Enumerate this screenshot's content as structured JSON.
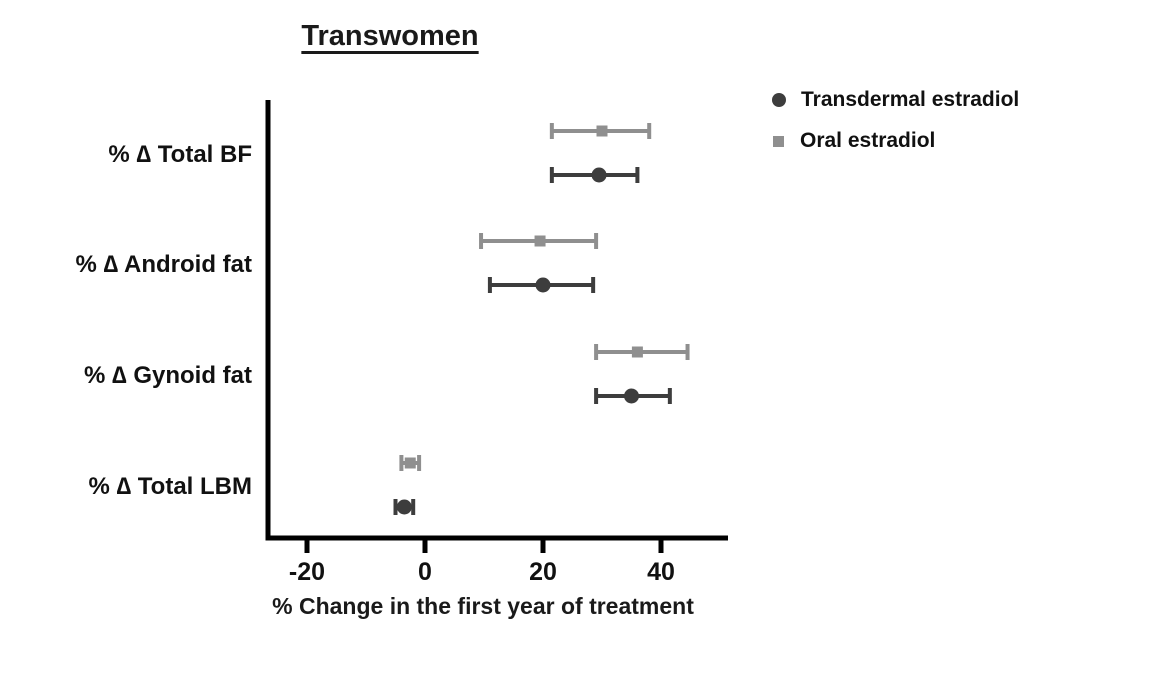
{
  "title": "Transwomen",
  "xlabel": "% Change in the first year of treatment",
  "legend": [
    {
      "label": "Transdermal estradiol",
      "marker": "circle",
      "color": "#3d3d3d"
    },
    {
      "label": "Oral estradiol",
      "marker": "square",
      "color": "#8f8f8f"
    }
  ],
  "colors": {
    "axis": "#000000",
    "text": "#111111"
  },
  "chart_data": {
    "type": "scatter",
    "subtype": "horizontal-point-estimates-with-error-bars",
    "title": "Transwomen",
    "xlabel": "% Change in the first year of treatment",
    "ylabel": "",
    "categories": [
      "% ∆ Total BF",
      "% ∆ Android fat",
      "% ∆ Gynoid fat",
      "% ∆ Total LBM"
    ],
    "x_ticks": [
      -20,
      0,
      20,
      40
    ],
    "xlim": [
      -27,
      51
    ],
    "grid": false,
    "legend_position": "top-right",
    "series": [
      {
        "name": "Oral estradiol",
        "marker": "square",
        "color": "#8f8f8f",
        "values": [
          30,
          19.5,
          36,
          -2.5
        ],
        "ci_low": [
          21.5,
          9.5,
          29,
          -4
        ],
        "ci_high": [
          38,
          29,
          44.5,
          -1
        ]
      },
      {
        "name": "Transdermal estradiol",
        "marker": "circle",
        "color": "#3d3d3d",
        "values": [
          29.5,
          20,
          35,
          -3.5
        ],
        "ci_low": [
          21.5,
          11,
          29,
          -5
        ],
        "ci_high": [
          36,
          28.5,
          41.5,
          -2
        ]
      }
    ]
  }
}
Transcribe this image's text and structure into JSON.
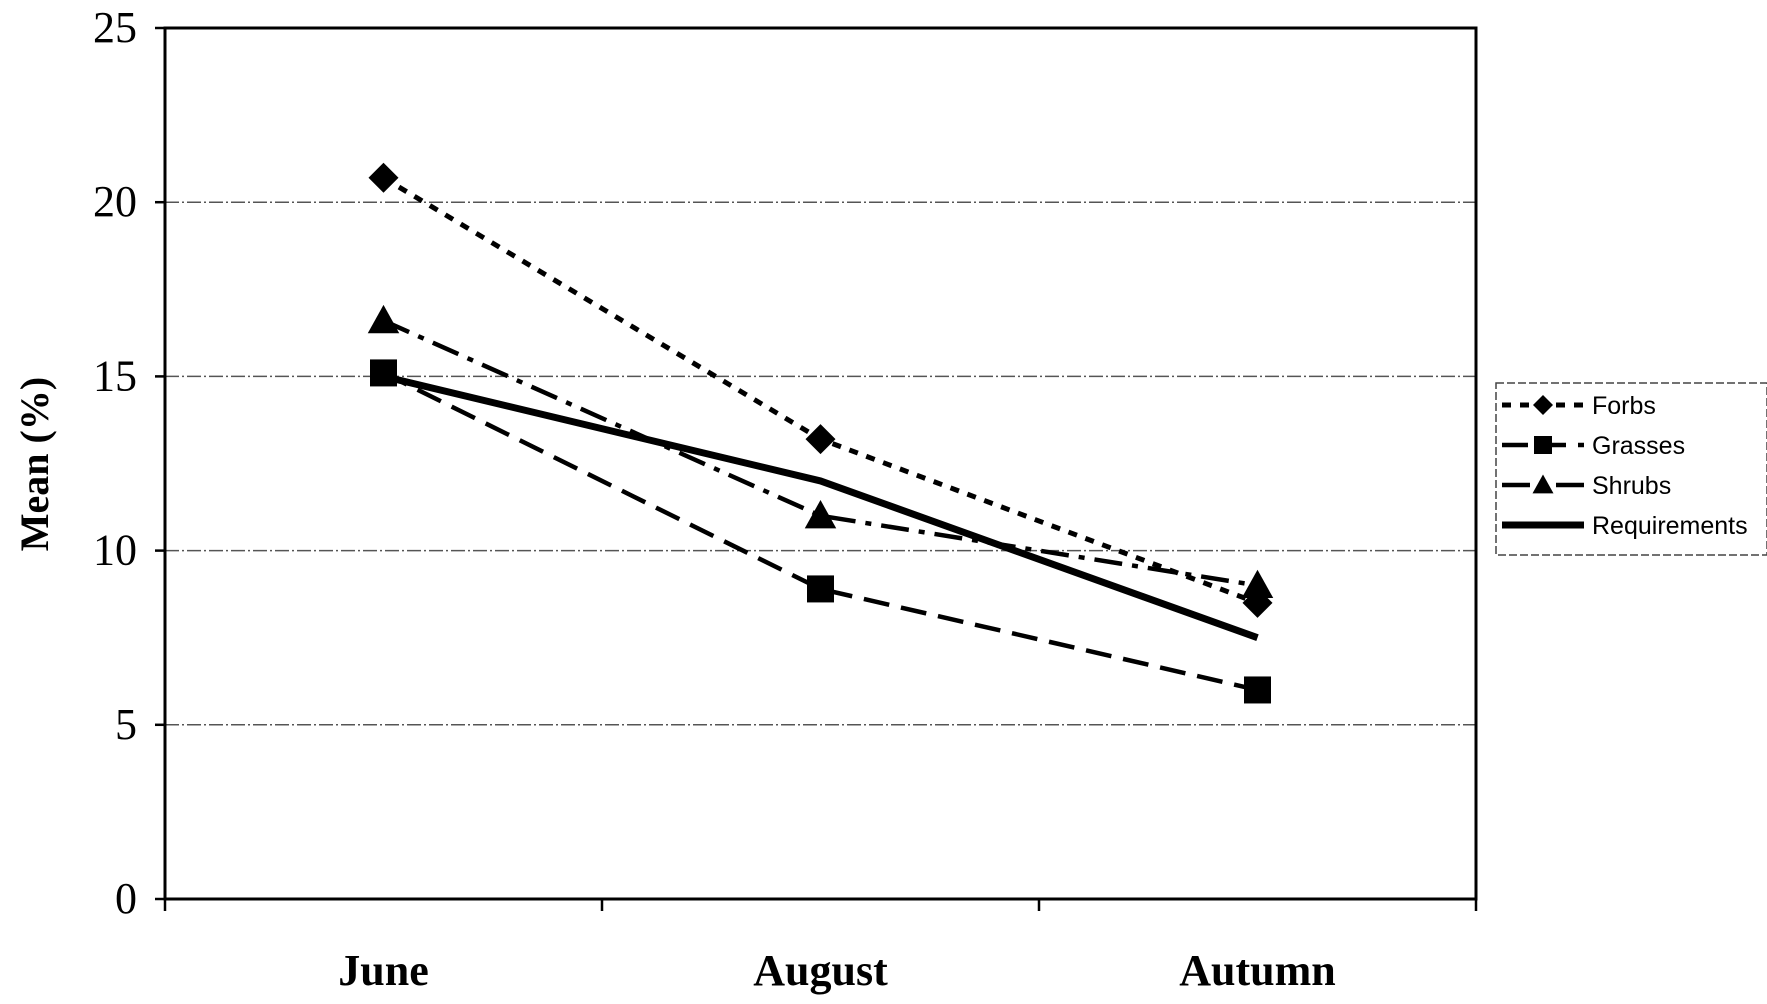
{
  "chart_data": {
    "type": "line",
    "title": "",
    "xlabel": "",
    "ylabel": "Mean (%)",
    "categories": [
      "June",
      "August",
      "Autumn"
    ],
    "ylim": [
      0,
      25
    ],
    "yticks": [
      0,
      5,
      10,
      15,
      20,
      25
    ],
    "grid": true,
    "legend_position": "right",
    "series": [
      {
        "name": "Forbs",
        "values": [
          20.7,
          13.2,
          8.5
        ],
        "marker": "diamond",
        "dash": "dotted",
        "color": "#000000"
      },
      {
        "name": "Grasses",
        "values": [
          15.1,
          8.9,
          6.0
        ],
        "marker": "square",
        "dash": "long-dash",
        "color": "#000000"
      },
      {
        "name": "Shrubs",
        "values": [
          16.6,
          11.0,
          9.0
        ],
        "marker": "triangle",
        "dash": "dash-dot",
        "color": "#000000"
      },
      {
        "name": "Requirements",
        "values": [
          15.0,
          12.0,
          7.5
        ],
        "marker": "none",
        "dash": "solid",
        "color": "#000000"
      }
    ]
  }
}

══════════════════════════════

--- WHAT YOU HAVE TO DO ---
Above are records to transcribe exactly; leave their pictures out.

--- RESULT OF THE EXERCISE ---
Enumerate this screenshot's content as structured JSON.
{
  "title": "Transwomen",
  "xlabel": "% Change in the first year of treatment",
  "legend": [
    {
      "label": "Transdermal estradiol",
      "marker": "circle",
      "color": "#3d3d3d"
    },
    {
      "label": "Oral estradiol",
      "marker": "square",
      "color": "#8f8f8f"
    }
  ],
  "colors": {
    "axis": "#000000",
    "text": "#111111"
  },
  "chart_data": {
    "type": "scatter",
    "subtype": "horizontal-point-estimates-with-error-bars",
    "title": "Transwomen",
    "xlabel": "% Change in the first year of treatment",
    "ylabel": "",
    "categories": [
      "% ∆ Total BF",
      "% ∆ Android fat",
      "% ∆ Gynoid fat",
      "% ∆ Total LBM"
    ],
    "x_ticks": [
      -20,
      0,
      20,
      40
    ],
    "xlim": [
      -27,
      51
    ],
    "grid": false,
    "legend_position": "top-right",
    "series": [
      {
        "name": "Oral estradiol",
        "marker": "square",
        "color": "#8f8f8f",
        "values": [
          30,
          19.5,
          36,
          -2.5
        ],
        "ci_low": [
          21.5,
          9.5,
          29,
          -4
        ],
        "ci_high": [
          38,
          29,
          44.5,
          -1
        ]
      },
      {
        "name": "Transdermal estradiol",
        "marker": "circle",
        "color": "#3d3d3d",
        "values": [
          29.5,
          20,
          35,
          -3.5
        ],
        "ci_low": [
          21.5,
          11,
          29,
          -5
        ],
        "ci_high": [
          36,
          28.5,
          41.5,
          -2
        ]
      }
    ]
  }
}
Transcribe this image's text and structure into JSON.
{
  "chart_data": {
    "type": "line",
    "title": "",
    "xlabel": "",
    "ylabel": "Mean (%)",
    "categories": [
      "June",
      "August",
      "Autumn"
    ],
    "ylim": [
      0,
      25
    ],
    "yticks": [
      0,
      5,
      10,
      15,
      20,
      25
    ],
    "grid": true,
    "legend_position": "right",
    "series": [
      {
        "name": "Forbs",
        "values": [
          20.7,
          13.2,
          8.5
        ],
        "marker": "diamond",
        "dash": "dotted",
        "color": "#000000"
      },
      {
        "name": "Grasses",
        "values": [
          15.1,
          8.9,
          6.0
        ],
        "marker": "square",
        "dash": "long-dash",
        "color": "#000000"
      },
      {
        "name": "Shrubs",
        "values": [
          16.6,
          11.0,
          9.0
        ],
        "marker": "triangle",
        "dash": "dash-dot",
        "color": "#000000"
      },
      {
        "name": "Requirements",
        "values": [
          15.0,
          12.0,
          7.5
        ],
        "marker": "none",
        "dash": "solid",
        "color": "#000000"
      }
    ]
  }
}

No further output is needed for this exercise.